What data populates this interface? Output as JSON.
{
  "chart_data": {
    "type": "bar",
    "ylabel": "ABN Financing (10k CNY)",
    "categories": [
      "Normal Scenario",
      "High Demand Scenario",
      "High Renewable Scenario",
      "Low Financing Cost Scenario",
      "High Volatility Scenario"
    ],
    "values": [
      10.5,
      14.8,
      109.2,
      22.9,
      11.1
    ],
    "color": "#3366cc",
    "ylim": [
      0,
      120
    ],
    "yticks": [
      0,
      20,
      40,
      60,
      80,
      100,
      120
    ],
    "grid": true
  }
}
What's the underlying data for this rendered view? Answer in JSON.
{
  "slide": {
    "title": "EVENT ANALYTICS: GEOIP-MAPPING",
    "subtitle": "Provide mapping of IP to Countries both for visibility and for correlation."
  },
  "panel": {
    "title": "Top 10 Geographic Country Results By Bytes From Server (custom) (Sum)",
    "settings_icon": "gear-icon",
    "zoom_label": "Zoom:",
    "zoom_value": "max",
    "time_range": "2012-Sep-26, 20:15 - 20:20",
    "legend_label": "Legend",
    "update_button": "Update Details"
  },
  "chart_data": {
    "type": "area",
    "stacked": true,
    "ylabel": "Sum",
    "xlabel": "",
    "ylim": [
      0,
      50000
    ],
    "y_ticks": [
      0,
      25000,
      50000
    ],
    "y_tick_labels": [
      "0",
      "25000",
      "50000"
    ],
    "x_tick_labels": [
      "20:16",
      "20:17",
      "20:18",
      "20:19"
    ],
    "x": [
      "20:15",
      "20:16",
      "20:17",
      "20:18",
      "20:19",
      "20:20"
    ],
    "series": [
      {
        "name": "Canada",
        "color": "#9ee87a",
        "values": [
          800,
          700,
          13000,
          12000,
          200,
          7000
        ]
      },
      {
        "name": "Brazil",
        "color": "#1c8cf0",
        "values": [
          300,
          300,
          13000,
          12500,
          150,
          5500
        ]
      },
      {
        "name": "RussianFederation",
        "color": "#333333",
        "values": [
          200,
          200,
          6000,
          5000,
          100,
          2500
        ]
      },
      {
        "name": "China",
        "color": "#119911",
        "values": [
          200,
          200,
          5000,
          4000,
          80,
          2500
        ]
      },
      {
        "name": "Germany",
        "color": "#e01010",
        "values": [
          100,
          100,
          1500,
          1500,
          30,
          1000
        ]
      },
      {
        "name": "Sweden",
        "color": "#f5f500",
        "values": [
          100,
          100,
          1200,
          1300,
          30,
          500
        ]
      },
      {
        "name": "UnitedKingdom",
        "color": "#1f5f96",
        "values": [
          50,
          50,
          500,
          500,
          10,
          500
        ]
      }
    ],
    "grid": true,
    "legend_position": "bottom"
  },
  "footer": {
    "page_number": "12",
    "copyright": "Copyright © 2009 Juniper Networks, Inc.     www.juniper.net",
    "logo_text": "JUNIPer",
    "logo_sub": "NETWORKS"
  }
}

## What to produce
Your task is to return the full listing exactly as it was given.

## The result
What data populates this interface? Output as JSON.
{
  "chart_data": {
    "type": "bar",
    "ylabel": "ABN Financing (10k CNY)",
    "categories": [
      "Normal Scenario",
      "High Demand Scenario",
      "High Renewable Scenario",
      "Low Financing Cost Scenario",
      "High Volatility Scenario"
    ],
    "values": [
      10.5,
      14.8,
      109.2,
      22.9,
      11.1
    ],
    "color": "#3366cc",
    "ylim": [
      0,
      120
    ],
    "yticks": [
      0,
      20,
      40,
      60,
      80,
      100,
      120
    ],
    "grid": true
  }
}
What's the underlying data for this rendered view? Answer in JSON.
{
  "slide": {
    "title": "EVENT ANALYTICS: GEOIP-MAPPING",
    "subtitle": "Provide mapping of IP to Countries both for visibility and for correlation."
  },
  "panel": {
    "title": "Top 10 Geographic Country Results By Bytes From Server (custom) (Sum)",
    "settings_icon": "gear-icon",
    "zoom_label": "Zoom:",
    "zoom_value": "max",
    "time_range": "2012-Sep-26, 20:15 - 20:20",
    "legend_label": "Legend",
    "update_button": "Update Details"
  },
  "chart_data": {
    "type": "area",
    "stacked": true,
    "ylabel": "Sum",
    "xlabel": "",
    "ylim": [
      0,
      50000
    ],
    "y_ticks": [
      0,
      25000,
      50000
    ],
    "y_tick_labels": [
      "0",
      "25000",
      "50000"
    ],
    "x_tick_labels": [
      "20:16",
      "20:17",
      "20:18",
      "20:19"
    ],
    "x": [
      "20:15",
      "20:16",
      "20:17",
      "20:18",
      "20:19",
      "20:20"
    ],
    "series": [
      {
        "name": "Canada",
        "color": "#9ee87a",
        "values": [
          800,
          700,
          13000,
          12000,
          200,
          7000
        ]
      },
      {
        "name": "Brazil",
        "color": "#1c8cf0",
        "values": [
          300,
          300,
          13000,
          12500,
          150,
          5500
        ]
      },
      {
        "name": "RussianFederation",
        "color": "#333333",
        "values": [
          200,
          200,
          6000,
          5000,
          100,
          2500
        ]
      },
      {
        "name": "China",
        "color": "#119911",
        "values": [
          200,
          200,
          5000,
          4000,
          80,
          2500
        ]
      },
      {
        "name": "Germany",
        "color": "#e01010",
        "values": [
          100,
          100,
          1500,
          1500,
          30,
          1000
        ]
      },
      {
        "name": "Sweden",
        "color": "#f5f500",
        "values": [
          100,
          100,
          1200,
          1300,
          30,
          500
        ]
      },
      {
        "name": "UnitedKingdom",
        "color": "#1f5f96",
        "values": [
          50,
          50,
          500,
          500,
          10,
          500
        ]
      }
    ],
    "grid": true,
    "legend_position": "bottom"
  },
  "footer": {
    "page_number": "12",
    "copyright": "Copyright © 2009 Juniper Networks, Inc.     www.juniper.net",
    "logo_text": "JUNIPer",
    "logo_sub": "NETWORKS"
  }
}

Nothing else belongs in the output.